• Exercise prompt
Print the data that follows exactly.

::: Available records :::

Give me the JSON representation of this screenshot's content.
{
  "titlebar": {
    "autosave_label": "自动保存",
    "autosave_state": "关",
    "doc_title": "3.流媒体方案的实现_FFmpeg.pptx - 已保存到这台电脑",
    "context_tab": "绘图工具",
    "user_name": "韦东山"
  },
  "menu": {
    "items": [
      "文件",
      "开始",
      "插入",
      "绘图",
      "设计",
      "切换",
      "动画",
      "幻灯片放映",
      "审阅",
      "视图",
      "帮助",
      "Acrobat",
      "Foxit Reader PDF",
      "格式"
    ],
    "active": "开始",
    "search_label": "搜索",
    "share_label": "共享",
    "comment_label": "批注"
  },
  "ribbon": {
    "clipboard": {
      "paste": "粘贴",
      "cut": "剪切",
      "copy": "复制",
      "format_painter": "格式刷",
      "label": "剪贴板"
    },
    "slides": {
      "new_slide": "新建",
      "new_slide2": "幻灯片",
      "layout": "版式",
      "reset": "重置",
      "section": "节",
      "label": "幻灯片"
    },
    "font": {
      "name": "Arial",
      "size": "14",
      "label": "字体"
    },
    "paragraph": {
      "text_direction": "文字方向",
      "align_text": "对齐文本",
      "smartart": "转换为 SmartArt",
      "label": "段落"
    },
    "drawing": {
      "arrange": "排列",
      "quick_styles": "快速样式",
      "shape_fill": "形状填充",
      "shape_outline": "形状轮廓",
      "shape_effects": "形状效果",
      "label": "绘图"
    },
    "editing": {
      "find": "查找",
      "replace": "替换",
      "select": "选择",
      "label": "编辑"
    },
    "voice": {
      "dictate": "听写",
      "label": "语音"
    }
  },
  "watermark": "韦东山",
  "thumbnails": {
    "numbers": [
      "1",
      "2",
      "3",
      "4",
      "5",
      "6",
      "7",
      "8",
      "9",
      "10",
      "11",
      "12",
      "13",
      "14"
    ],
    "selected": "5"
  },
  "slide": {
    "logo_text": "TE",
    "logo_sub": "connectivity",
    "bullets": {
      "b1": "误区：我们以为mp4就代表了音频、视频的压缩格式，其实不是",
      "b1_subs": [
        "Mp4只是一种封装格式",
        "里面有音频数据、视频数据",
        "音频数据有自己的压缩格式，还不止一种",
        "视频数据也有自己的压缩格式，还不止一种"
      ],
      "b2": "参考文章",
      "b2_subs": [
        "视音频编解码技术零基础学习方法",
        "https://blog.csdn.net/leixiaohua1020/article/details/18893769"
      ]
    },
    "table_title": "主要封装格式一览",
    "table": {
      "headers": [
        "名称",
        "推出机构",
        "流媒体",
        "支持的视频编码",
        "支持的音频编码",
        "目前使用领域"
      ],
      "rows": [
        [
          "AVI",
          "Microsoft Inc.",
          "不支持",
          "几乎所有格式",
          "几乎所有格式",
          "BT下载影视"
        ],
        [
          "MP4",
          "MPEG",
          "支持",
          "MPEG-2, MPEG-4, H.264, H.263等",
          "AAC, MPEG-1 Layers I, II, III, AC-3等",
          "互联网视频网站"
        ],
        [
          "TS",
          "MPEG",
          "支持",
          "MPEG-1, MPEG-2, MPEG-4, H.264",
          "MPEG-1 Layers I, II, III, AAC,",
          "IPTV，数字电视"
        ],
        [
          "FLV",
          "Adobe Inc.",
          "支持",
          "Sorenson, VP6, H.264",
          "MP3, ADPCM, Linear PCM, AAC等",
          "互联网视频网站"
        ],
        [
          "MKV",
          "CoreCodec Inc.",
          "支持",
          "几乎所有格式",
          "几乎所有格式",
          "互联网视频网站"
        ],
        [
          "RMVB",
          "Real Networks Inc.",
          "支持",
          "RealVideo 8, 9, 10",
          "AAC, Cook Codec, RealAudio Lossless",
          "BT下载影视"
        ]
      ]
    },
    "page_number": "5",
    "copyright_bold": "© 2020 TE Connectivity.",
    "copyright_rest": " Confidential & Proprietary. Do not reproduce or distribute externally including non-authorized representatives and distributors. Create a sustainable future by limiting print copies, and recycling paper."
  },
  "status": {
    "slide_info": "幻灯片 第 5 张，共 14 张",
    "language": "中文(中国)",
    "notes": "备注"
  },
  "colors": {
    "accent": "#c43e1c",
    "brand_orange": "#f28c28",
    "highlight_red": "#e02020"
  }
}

:::

• Result of this task
Give me the JSON representation of this screenshot's content.
{
  "titlebar": {
    "autosave_label": "自动保存",
    "autosave_state": "关",
    "doc_title": "3.流媒体方案的实现_FFmpeg.pptx - 已保存到这台电脑",
    "context_tab": "绘图工具",
    "user_name": "韦东山"
  },
  "menu": {
    "items": [
      "文件",
      "开始",
      "插入",
      "绘图",
      "设计",
      "切换",
      "动画",
      "幻灯片放映",
      "审阅",
      "视图",
      "帮助",
      "Acrobat",
      "Foxit Reader PDF",
      "格式"
    ],
    "active": "开始",
    "search_label": "搜索",
    "share_label": "共享",
    "comment_label": "批注"
  },
  "ribbon": {
    "clipboard": {
      "paste": "粘贴",
      "cut": "剪切",
      "copy": "复制",
      "format_painter": "格式刷",
      "label": "剪贴板"
    },
    "slides": {
      "new_slide": "新建",
      "new_slide2": "幻灯片",
      "layout": "版式",
      "reset": "重置",
      "section": "节",
      "label": "幻灯片"
    },
    "font": {
      "name": "Arial",
      "size": "14",
      "label": "字体"
    },
    "paragraph": {
      "text_direction": "文字方向",
      "align_text": "对齐文本",
      "smartart": "转换为 SmartArt",
      "label": "段落"
    },
    "drawing": {
      "arrange": "排列",
      "quick_styles": "快速样式",
      "shape_fill": "形状填充",
      "shape_outline": "形状轮廓",
      "shape_effects": "形状效果",
      "label": "绘图"
    },
    "editing": {
      "find": "查找",
      "replace": "替换",
      "select": "选择",
      "label": "编辑"
    },
    "voice": {
      "dictate": "听写",
      "label": "语音"
    }
  },
  "watermark": "韦东山",
  "thumbnails": {
    "numbers": [
      "1",
      "2",
      "3",
      "4",
      "5",
      "6",
      "7",
      "8",
      "9",
      "10",
      "11",
      "12",
      "13",
      "14"
    ],
    "selected": "5"
  },
  "slide": {
    "logo_text": "TE",
    "logo_sub": "connectivity",
    "bullets": {
      "b1": "误区：我们以为mp4就代表了音频、视频的压缩格式，其实不是",
      "b1_subs": [
        "Mp4只是一种封装格式",
        "里面有音频数据、视频数据",
        "音频数据有自己的压缩格式，还不止一种",
        "视频数据也有自己的压缩格式，还不止一种"
      ],
      "b2": "参考文章",
      "b2_subs": [
        "视音频编解码技术零基础学习方法",
        "https://blog.csdn.net/leixiaohua1020/article/details/18893769"
      ]
    },
    "table_title": "主要封装格式一览",
    "table": {
      "headers": [
        "名称",
        "推出机构",
        "流媒体",
        "支持的视频编码",
        "支持的音频编码",
        "目前使用领域"
      ],
      "rows": [
        [
          "AVI",
          "Microsoft Inc.",
          "不支持",
          "几乎所有格式",
          "几乎所有格式",
          "BT下载影视"
        ],
        [
          "MP4",
          "MPEG",
          "支持",
          "MPEG-2, MPEG-4, H.264, H.263等",
          "AAC, MPEG-1 Layers I, II, III, AC-3等",
          "互联网视频网站"
        ],
        [
          "TS",
          "MPEG",
          "支持",
          "MPEG-1, MPEG-2, MPEG-4, H.264",
          "MPEG-1 Layers I, II, III, AAC,",
          "IPTV，数字电视"
        ],
        [
          "FLV",
          "Adobe Inc.",
          "支持",
          "Sorenson, VP6, H.264",
          "MP3, ADPCM, Linear PCM, AAC等",
          "互联网视频网站"
        ],
        [
          "MKV",
          "CoreCodec Inc.",
          "支持",
          "几乎所有格式",
          "几乎所有格式",
          "互联网视频网站"
        ],
        [
          "RMVB",
          "Real Networks Inc.",
          "支持",
          "RealVideo 8, 9, 10",
          "AAC, Cook Codec, RealAudio Lossless",
          "BT下载影视"
        ]
      ]
    },
    "page_number": "5",
    "copyright_bold": "© 2020 TE Connectivity.",
    "copyright_rest": " Confidential & Proprietary. Do not reproduce or distribute externally including non-authorized representatives and distributors. Create a sustainable future by limiting print copies, and recycling paper."
  },
  "status": {
    "slide_info": "幻灯片 第 5 张，共 14 张",
    "language": "中文(中国)",
    "notes": "备注"
  },
  "colors": {
    "accent": "#c43e1c",
    "brand_orange": "#f28c28",
    "highlight_red": "#e02020"
  }
}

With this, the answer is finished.